**WHAT THE EXERCISE ASKS:** Below are some records. Say how many of their lines contain the string "graders", and give nothing but the number.

(Data entries)

****

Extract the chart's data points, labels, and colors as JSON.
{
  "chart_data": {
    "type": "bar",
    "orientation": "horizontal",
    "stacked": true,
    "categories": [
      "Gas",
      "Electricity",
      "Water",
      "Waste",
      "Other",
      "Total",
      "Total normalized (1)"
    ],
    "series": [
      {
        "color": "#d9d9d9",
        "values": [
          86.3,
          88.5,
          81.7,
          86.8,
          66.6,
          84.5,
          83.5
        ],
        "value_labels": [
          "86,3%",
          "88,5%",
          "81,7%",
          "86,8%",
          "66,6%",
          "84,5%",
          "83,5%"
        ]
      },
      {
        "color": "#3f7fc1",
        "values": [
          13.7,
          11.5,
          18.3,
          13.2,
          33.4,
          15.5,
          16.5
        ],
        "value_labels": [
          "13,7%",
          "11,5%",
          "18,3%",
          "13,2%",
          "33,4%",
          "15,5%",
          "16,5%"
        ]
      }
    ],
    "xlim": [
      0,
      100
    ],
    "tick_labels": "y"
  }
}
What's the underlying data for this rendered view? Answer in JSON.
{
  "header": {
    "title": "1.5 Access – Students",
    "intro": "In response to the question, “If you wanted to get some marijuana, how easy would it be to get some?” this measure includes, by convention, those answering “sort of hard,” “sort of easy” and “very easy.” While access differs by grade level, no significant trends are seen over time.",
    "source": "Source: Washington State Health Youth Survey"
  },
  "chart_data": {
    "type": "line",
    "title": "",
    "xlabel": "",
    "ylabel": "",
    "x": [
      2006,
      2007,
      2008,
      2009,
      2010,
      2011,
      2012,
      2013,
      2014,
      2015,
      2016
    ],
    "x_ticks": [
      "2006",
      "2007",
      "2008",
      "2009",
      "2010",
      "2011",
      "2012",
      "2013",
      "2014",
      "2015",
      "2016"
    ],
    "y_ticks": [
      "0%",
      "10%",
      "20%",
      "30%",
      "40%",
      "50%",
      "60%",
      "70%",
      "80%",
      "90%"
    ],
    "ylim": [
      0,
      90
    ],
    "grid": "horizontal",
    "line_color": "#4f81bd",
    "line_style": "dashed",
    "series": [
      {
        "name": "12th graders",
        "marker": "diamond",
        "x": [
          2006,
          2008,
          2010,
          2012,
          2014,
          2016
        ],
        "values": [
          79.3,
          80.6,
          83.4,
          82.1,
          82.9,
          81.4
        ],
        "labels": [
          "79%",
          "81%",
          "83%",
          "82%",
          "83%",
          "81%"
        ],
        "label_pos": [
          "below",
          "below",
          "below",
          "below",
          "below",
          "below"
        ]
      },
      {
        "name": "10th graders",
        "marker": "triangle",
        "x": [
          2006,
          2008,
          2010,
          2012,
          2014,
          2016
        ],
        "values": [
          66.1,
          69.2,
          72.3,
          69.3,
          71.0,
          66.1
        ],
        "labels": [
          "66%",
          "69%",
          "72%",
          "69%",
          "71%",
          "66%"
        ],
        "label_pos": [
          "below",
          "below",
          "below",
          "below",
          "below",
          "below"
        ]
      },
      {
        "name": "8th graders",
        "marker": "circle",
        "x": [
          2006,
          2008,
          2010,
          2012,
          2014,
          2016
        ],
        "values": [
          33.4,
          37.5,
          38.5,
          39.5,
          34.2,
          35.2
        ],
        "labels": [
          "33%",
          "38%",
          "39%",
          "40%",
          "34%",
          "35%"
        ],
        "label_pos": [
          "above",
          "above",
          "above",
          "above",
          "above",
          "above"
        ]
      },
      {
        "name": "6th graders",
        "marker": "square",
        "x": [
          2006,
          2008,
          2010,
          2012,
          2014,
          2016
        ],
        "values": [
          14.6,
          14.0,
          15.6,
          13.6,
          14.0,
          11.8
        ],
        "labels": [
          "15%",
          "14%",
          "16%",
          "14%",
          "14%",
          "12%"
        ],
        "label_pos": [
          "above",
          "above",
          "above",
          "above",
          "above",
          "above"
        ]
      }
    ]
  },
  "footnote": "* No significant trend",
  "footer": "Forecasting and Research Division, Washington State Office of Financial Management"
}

****

**ANSWER TO THIS TASK:** 4